### THE EXERCISE
Copy out all of the material exactly as presented.

— Begin INPUT ROWS —

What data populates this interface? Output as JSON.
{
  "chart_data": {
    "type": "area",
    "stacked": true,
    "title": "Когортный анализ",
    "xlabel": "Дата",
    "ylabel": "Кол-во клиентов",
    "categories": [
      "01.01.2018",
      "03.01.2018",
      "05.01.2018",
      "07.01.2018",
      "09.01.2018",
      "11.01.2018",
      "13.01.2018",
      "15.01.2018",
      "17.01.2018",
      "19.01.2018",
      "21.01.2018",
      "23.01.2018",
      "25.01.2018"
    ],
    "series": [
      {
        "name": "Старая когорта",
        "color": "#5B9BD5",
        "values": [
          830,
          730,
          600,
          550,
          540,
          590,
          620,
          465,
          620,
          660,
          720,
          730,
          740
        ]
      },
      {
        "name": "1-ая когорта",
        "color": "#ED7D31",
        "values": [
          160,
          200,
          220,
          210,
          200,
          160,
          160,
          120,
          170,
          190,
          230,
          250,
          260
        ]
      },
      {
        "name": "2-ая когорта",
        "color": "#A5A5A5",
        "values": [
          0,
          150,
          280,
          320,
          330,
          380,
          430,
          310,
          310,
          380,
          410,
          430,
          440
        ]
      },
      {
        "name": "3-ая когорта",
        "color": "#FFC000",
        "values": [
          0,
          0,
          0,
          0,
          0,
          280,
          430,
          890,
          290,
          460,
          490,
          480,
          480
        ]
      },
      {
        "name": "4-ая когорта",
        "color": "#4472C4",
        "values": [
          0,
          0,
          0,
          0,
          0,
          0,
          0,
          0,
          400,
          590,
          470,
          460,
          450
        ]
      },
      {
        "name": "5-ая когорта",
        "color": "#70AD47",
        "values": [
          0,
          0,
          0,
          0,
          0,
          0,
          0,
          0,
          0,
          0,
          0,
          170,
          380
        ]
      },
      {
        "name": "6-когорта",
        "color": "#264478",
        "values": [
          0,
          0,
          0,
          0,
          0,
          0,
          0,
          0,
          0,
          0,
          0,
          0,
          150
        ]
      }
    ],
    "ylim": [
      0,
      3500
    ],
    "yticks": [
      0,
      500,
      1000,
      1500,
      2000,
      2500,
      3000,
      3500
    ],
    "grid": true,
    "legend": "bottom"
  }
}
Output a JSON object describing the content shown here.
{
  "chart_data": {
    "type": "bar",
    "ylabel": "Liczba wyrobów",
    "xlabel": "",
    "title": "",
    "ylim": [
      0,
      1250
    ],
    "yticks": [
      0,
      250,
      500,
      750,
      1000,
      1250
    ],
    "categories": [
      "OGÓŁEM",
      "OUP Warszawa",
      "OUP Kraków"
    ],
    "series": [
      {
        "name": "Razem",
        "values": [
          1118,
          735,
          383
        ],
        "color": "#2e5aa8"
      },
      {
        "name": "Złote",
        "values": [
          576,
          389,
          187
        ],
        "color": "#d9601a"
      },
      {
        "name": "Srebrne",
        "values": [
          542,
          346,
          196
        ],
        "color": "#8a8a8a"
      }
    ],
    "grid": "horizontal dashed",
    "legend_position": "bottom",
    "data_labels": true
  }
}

— End INPUT ROWS —

### OUTPUT FOR THIS TASK
What data populates this interface? Output as JSON.
{
  "chart_data": {
    "type": "area",
    "stacked": true,
    "title": "Когортный анализ",
    "xlabel": "Дата",
    "ylabel": "Кол-во клиентов",
    "categories": [
      "01.01.2018",
      "03.01.2018",
      "05.01.2018",
      "07.01.2018",
      "09.01.2018",
      "11.01.2018",
      "13.01.2018",
      "15.01.2018",
      "17.01.2018",
      "19.01.2018",
      "21.01.2018",
      "23.01.2018",
      "25.01.2018"
    ],
    "series": [
      {
        "name": "Старая когорта",
        "color": "#5B9BD5",
        "values": [
          830,
          730,
          600,
          550,
          540,
          590,
          620,
          465,
          620,
          660,
          720,
          730,
          740
        ]
      },
      {
        "name": "1-ая когорта",
        "color": "#ED7D31",
        "values": [
          160,
          200,
          220,
          210,
          200,
          160,
          160,
          120,
          170,
          190,
          230,
          250,
          260
        ]
      },
      {
        "name": "2-ая когорта",
        "color": "#A5A5A5",
        "values": [
          0,
          150,
          280,
          320,
          330,
          380,
          430,
          310,
          310,
          380,
          410,
          430,
          440
        ]
      },
      {
        "name": "3-ая когорта",
        "color": "#FFC000",
        "values": [
          0,
          0,
          0,
          0,
          0,
          280,
          430,
          890,
          290,
          460,
          490,
          480,
          480
        ]
      },
      {
        "name": "4-ая когорта",
        "color": "#4472C4",
        "values": [
          0,
          0,
          0,
          0,
          0,
          0,
          0,
          0,
          400,
          590,
          470,
          460,
          450
        ]
      },
      {
        "name": "5-ая когорта",
        "color": "#70AD47",
        "values": [
          0,
          0,
          0,
          0,
          0,
          0,
          0,
          0,
          0,
          0,
          0,
          170,
          380
        ]
      },
      {
        "name": "6-когорта",
        "color": "#264478",
        "values": [
          0,
          0,
          0,
          0,
          0,
          0,
          0,
          0,
          0,
          0,
          0,
          0,
          150
        ]
      }
    ],
    "ylim": [
      0,
      3500
    ],
    "yticks": [
      0,
      500,
      1000,
      1500,
      2000,
      2500,
      3000,
      3500
    ],
    "grid": true,
    "legend": "bottom"
  }
}
Output a JSON object describing the content shown here.
{
  "chart_data": {
    "type": "bar",
    "ylabel": "Liczba wyrobów",
    "xlabel": "",
    "title": "",
    "ylim": [
      0,
      1250
    ],
    "yticks": [
      0,
      250,
      500,
      750,
      1000,
      1250
    ],
    "categories": [
      "OGÓŁEM",
      "OUP Warszawa",
      "OUP Kraków"
    ],
    "series": [
      {
        "name": "Razem",
        "values": [
          1118,
          735,
          383
        ],
        "color": "#2e5aa8"
      },
      {
        "name": "Złote",
        "values": [
          576,
          389,
          187
        ],
        "color": "#d9601a"
      },
      {
        "name": "Srebrne",
        "values": [
          542,
          346,
          196
        ],
        "color": "#8a8a8a"
      }
    ],
    "grid": "horizontal dashed",
    "legend_position": "bottom",
    "data_labels": true
  }
}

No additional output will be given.